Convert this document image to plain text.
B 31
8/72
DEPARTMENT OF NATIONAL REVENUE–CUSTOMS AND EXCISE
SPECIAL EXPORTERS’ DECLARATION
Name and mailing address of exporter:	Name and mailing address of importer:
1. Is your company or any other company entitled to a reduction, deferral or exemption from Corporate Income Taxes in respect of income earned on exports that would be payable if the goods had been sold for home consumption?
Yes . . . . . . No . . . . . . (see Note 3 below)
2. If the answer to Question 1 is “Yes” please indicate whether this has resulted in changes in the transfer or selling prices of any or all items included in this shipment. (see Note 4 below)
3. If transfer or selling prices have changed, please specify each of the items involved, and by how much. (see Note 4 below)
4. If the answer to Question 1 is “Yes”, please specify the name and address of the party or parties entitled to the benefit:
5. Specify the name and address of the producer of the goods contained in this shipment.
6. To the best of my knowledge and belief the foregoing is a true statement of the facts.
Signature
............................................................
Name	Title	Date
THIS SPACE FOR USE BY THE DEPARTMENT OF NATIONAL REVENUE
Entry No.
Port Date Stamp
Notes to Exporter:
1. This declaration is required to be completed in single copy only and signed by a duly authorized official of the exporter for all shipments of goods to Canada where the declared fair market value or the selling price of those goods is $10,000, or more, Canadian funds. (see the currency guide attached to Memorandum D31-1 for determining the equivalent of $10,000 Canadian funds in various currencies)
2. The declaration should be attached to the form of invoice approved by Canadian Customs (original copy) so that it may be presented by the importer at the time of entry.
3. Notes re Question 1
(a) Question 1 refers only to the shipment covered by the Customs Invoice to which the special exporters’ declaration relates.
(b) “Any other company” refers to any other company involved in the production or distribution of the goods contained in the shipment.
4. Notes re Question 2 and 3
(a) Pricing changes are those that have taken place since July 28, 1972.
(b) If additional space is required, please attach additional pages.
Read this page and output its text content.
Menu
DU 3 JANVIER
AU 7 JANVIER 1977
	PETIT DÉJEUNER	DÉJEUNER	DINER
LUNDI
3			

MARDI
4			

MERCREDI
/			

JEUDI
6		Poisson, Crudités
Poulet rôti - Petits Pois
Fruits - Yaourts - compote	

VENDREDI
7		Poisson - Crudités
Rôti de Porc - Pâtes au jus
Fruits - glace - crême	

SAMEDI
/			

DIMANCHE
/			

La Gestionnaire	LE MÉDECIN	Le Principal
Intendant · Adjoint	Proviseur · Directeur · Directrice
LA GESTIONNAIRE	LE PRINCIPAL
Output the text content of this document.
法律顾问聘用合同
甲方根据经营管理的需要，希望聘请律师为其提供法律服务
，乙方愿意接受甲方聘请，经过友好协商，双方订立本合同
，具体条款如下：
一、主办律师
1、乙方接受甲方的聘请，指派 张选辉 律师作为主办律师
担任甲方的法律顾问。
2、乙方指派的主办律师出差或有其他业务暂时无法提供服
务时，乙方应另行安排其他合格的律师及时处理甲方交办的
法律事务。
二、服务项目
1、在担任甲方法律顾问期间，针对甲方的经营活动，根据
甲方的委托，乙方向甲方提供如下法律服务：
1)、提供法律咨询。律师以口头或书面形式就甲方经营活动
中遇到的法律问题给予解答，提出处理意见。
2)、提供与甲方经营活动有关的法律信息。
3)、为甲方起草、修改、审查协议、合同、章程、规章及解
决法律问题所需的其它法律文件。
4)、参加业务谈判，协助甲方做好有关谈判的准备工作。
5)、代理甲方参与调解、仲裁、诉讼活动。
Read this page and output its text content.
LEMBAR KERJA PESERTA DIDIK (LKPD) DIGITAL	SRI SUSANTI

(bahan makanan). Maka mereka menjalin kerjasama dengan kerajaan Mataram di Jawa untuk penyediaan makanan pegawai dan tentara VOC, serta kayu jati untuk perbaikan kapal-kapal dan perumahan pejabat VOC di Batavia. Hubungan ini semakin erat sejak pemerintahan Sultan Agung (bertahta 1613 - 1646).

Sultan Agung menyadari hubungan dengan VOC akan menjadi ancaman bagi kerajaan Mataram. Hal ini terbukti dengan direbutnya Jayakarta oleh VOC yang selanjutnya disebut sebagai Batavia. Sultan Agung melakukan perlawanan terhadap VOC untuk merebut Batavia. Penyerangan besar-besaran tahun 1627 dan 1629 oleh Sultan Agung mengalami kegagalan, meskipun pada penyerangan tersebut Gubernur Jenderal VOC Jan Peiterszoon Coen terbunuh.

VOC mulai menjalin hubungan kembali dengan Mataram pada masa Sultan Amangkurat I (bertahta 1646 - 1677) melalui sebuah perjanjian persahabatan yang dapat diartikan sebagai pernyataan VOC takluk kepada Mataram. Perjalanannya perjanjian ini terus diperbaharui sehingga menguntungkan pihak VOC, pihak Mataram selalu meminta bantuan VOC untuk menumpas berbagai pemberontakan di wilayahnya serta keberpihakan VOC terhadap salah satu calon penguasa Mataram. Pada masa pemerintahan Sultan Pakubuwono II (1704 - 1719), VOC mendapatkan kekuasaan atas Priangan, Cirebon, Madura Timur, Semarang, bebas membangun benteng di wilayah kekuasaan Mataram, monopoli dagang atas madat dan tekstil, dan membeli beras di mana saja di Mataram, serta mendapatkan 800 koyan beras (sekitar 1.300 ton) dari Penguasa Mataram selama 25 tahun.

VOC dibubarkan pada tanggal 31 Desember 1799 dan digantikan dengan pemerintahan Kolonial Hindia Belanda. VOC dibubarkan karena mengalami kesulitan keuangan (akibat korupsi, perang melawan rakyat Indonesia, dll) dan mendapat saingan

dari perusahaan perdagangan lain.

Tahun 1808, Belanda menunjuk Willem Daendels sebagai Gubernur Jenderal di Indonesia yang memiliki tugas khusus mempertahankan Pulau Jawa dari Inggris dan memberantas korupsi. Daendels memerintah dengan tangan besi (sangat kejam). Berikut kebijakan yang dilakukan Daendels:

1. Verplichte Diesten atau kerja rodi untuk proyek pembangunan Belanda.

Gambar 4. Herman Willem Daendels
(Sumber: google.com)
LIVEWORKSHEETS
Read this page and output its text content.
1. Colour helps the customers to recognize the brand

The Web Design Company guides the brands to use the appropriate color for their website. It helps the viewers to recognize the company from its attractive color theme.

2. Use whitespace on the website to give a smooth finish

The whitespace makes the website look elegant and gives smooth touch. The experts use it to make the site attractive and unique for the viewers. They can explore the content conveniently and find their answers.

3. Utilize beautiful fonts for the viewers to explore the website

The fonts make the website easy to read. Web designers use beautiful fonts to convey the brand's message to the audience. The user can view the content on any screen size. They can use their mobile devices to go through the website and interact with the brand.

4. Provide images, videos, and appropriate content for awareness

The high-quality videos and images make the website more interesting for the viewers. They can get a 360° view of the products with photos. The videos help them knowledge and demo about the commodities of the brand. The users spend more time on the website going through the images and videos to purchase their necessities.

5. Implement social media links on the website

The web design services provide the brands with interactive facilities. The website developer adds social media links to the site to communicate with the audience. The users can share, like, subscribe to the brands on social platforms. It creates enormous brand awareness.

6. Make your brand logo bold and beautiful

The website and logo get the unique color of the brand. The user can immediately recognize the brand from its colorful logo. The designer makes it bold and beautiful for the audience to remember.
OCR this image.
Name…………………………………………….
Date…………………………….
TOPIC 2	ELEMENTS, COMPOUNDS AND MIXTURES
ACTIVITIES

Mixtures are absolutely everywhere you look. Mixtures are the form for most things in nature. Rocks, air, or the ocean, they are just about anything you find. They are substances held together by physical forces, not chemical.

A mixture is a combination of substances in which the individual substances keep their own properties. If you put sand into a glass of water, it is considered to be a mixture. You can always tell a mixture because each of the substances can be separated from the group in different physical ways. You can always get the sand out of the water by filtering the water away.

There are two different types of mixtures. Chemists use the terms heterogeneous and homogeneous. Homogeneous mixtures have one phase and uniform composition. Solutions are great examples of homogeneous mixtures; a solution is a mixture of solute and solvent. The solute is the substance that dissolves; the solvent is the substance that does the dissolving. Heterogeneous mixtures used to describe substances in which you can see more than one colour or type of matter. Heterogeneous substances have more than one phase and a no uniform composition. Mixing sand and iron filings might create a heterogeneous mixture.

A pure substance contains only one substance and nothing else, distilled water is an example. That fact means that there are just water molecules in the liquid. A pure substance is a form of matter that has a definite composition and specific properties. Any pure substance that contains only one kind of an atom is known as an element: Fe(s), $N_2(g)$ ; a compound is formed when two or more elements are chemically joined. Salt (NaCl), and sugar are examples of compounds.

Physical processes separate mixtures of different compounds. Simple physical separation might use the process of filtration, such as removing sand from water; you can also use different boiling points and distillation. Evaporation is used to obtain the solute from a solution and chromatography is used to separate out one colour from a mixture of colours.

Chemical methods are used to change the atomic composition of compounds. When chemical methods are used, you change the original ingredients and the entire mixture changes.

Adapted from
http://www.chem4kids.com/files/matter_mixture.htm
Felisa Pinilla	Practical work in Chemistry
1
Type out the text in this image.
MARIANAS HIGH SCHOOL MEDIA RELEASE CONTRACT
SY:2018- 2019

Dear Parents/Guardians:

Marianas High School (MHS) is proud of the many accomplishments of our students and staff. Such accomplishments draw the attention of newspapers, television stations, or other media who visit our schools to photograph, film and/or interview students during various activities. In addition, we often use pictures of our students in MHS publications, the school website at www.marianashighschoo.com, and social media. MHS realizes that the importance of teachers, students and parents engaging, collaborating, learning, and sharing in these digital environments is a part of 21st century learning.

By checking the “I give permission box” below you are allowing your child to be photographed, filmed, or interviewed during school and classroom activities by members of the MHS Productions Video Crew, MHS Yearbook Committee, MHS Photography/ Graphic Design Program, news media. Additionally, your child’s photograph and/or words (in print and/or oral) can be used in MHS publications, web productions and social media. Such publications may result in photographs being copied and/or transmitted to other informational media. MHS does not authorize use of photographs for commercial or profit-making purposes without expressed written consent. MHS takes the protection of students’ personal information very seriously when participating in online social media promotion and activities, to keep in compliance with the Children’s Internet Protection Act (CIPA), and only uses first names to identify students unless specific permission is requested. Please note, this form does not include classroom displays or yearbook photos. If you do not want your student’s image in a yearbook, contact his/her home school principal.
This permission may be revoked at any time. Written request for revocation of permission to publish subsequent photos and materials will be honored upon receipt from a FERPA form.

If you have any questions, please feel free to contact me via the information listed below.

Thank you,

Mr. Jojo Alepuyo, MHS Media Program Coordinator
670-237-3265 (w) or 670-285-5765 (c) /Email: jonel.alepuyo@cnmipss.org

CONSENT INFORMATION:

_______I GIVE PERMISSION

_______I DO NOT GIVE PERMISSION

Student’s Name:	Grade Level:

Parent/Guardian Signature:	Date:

——

◆ **Request**:
Copy every line in the entries above that has the string "knowledge" in it.

◆ **Result below**:
6. To the best of my knowledge and belief the foregoing is a true statement of the facts.
The high-quality videos and images make the website more interesting for the viewers. They can get a 360° view of the products with photos. The videos help them knowledge and demo about the commodities of the brand. The users spend more time on the website going through the images and videos to purchase their necessities.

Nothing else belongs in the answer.